-- start INPUT FOR THIS TASK --
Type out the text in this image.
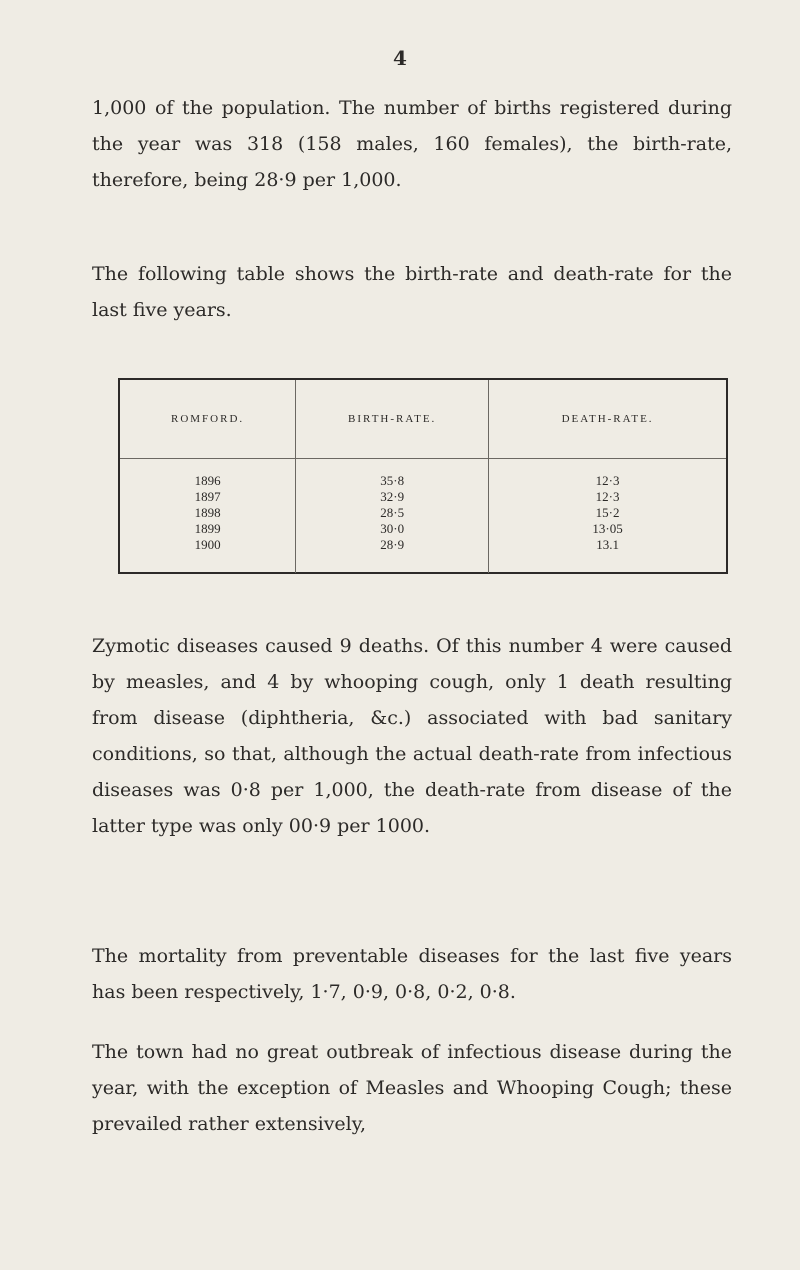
4

1,000 of the population. The number of births registered during the year was 318 (158 males, 160 females), the birth-rate, therefore, being 28·9 per 1,000.

The following table shows the birth-rate and death-rate for the last five years.

ROMFORD.	BIRTH-RATE.	DEATH-RATE.
1896	35·8	12·3
1897	32·9	12·3
1898	28·5	15·2
1899	30·0	13·05
1900	28·9	13.1

Zymotic diseases caused 9 deaths. Of this number 4 were caused by measles, and 4 by whooping cough, only 1 death resulting from disease (diphtheria, &c.) associated with bad sanitary conditions, so that, although the actual death-rate from infectious diseases was 0·8 per 1,000, the death-rate from disease of the latter type was only 00·9 per 1000.

The mortality from preventable diseases for the last five years has been respectively, 1·7, 0·9, 0·8, 0·2, 0·8.

The town had no great outbreak of infectious disease during the year, with the exception of Measles and Whooping Cough; these prevailed rather extensively,
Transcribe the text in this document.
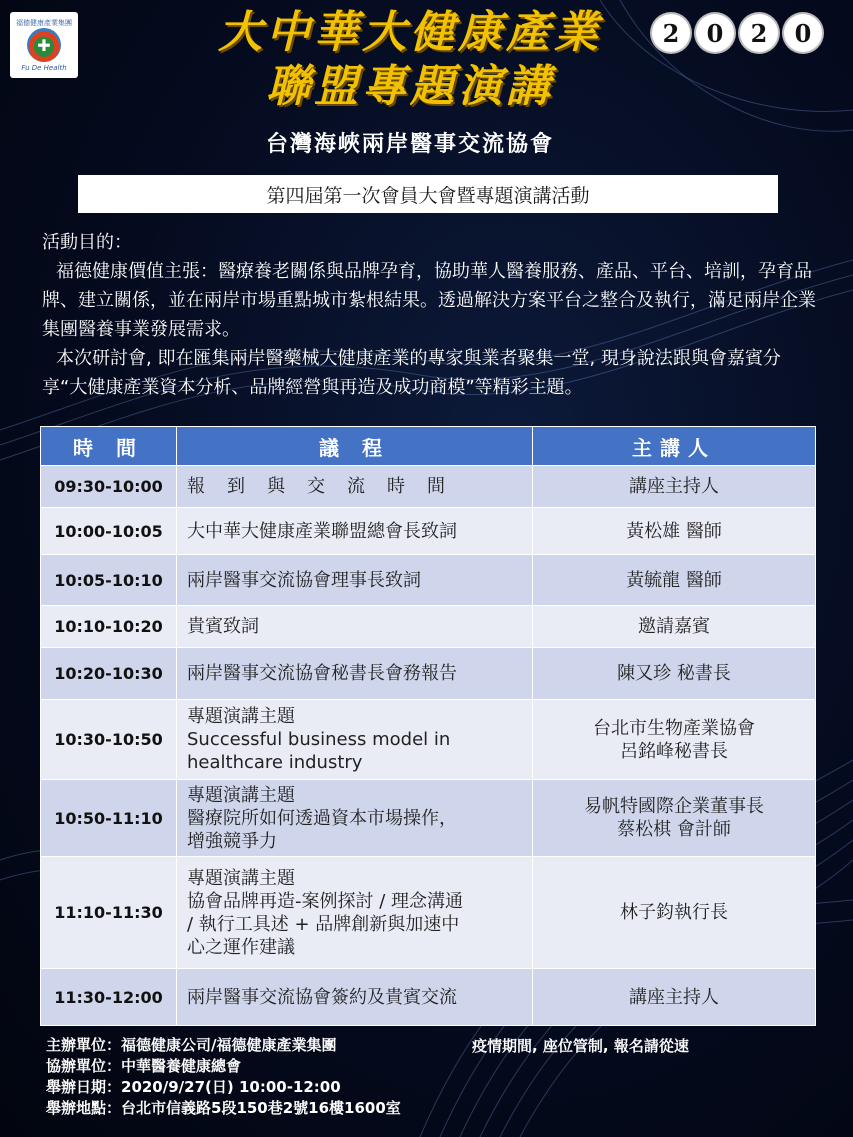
福德健康產業集團
✚
Fu De Health
大中華大健康產業
聯盟專題演講
2	0	2	0
台灣海峽兩岸醫事交流協會
第四屆第一次會員大會暨專題演講活動

活動目的：

福德健康價值主張：醫療養老關係與品牌孕育，協助華人醫養服務、產品、平台、培訓，孕育品牌、建立關係，並在兩岸市場重點城市紮根結果。透過解決方案平台之整合及執行，滿足兩岸企業集團醫養事業發展需求。

本次研討會, 即在匯集兩岸醫藥械大健康產業的專家與業者聚集一堂, 現身說法跟與會嘉賓分享“大健康產業資本分析、品牌經營與再造及成功商模”等精彩主題。

時 間	議 程	主講人
09:30-10:00	報到與交流時間	講座主持人

10:00-10:05	大中華大健康產業聯盟總會長致詞	黃松雄 醫師

10:05-10:10	兩岸醫事交流協會理事長致詞	黃毓龍 醫師

10:10-10:20	貴賓致詞	邀請嘉賓

10:20-10:30	兩岸醫事交流協會秘書長會務報告	陳又珍 秘書長

10:30-10:50	專題演講主題
Successful business model in
healthcare industry	台北市生物產業協會
呂銘峰秘書長

10:50-11:10	專題演講主題
醫療院所如何透過資本市場操作，
增強競爭力	易帆特國際企業董事長
蔡松棋 會計師

11:10-11:30	專題演講主題
協會品牌再造-案例探討 / 理念溝通
/ 執行工具述 + 品牌創新與加速中
心之運作建議	林子鈞執行長

11:30-12:00	兩岸醫事交流協會簽約及貴賓交流	講座主持人
主辦單位：福德健康公司/福德健康產業集團
協辦單位：中華醫養健康總會
舉辦日期：2020/9/27(日) 10:00-12:00
舉辦地點：台北市信義路5段150巷2號16樓1600室
疫情期間, 座位管制, 報名請從速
-- end INPUT FOR THIS TASK --
## WHAT THE TASK REQUIRES
Which lines hold the word "last"? Return all of them from the records above.

## REPLY
The following table shows the birth-rate and death-rate for the last five years.
The mortality from preventable diseases for the last five years has been respectively, 1·7, 0·9, 0·8, 0·2, 0·8.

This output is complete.